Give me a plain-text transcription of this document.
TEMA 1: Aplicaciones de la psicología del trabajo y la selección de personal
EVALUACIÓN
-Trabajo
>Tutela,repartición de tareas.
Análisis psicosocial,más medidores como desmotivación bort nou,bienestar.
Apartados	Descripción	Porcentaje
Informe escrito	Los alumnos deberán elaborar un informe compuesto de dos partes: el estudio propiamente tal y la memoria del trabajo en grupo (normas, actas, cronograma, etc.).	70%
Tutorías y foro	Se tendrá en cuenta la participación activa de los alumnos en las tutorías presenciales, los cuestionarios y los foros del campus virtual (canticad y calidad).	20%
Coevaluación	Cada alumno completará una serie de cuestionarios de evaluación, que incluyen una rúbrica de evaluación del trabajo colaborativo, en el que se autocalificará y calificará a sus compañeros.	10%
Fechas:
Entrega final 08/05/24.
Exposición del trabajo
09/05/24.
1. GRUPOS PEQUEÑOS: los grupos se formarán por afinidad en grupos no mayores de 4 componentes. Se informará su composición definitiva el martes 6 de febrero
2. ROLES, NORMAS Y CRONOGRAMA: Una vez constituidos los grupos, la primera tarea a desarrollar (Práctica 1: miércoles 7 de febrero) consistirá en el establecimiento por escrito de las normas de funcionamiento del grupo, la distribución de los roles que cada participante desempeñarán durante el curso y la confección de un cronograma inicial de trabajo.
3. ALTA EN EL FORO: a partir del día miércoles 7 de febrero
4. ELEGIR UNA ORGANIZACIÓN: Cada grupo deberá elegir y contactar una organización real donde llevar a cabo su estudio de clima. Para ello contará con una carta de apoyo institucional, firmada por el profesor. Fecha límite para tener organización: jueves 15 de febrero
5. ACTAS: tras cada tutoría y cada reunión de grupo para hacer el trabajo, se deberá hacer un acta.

■ Directive
Extract every record and return it verbatim.

■ Full solution
Give me a plain-text transcription of this document.
TEMA 1: Aplicaciones de la psicología del trabajo y la selección de personal
EVALUACIÓN
-Trabajo
>Tutela,repartición de tareas.
Análisis psicosocial,más medidores como desmotivación bort nou,bienestar.
Apartados	Descripción	Porcentaje
Informe escrito	Los alumnos deberán elaborar un informe compuesto de dos partes: el estudio propiamente tal y la memoria del trabajo en grupo (normas, actas, cronograma, etc.).	70%
Tutorías y foro	Se tendrá en cuenta la participación activa de los alumnos en las tutorías presenciales, los cuestionarios y los foros del campus virtual (canticad y calidad).	20%
Coevaluación	Cada alumno completará una serie de cuestionarios de evaluación, que incluyen una rúbrica de evaluación del trabajo colaborativo, en el que se autocalificará y calificará a sus compañeros.	10%
Fechas:
Entrega final 08/05/24.
Exposición del trabajo
09/05/24.
1. GRUPOS PEQUEÑOS: los grupos se formarán por afinidad en grupos no mayores de 4 componentes. Se informará su composición definitiva el martes 6 de febrero
2. ROLES, NORMAS Y CRONOGRAMA: Una vez constituidos los grupos, la primera tarea a desarrollar (Práctica 1: miércoles 7 de febrero) consistirá en el establecimiento por escrito de las normas de funcionamiento del grupo, la distribución de los roles que cada participante desempeñarán durante el curso y la confección de un cronograma inicial de trabajo.
3. ALTA EN EL FORO: a partir del día miércoles 7 de febrero
4. ELEGIR UNA ORGANIZACIÓN: Cada grupo deberá elegir y contactar una organización real donde llevar a cabo su estudio de clima. Para ello contará con una carta de apoyo institucional, firmada por el profesor. Fecha límite para tener organización: jueves 15 de febrero
5. ACTAS: tras cada tutoría y cada reunión de grupo para hacer el trabajo, se deberá hacer un acta.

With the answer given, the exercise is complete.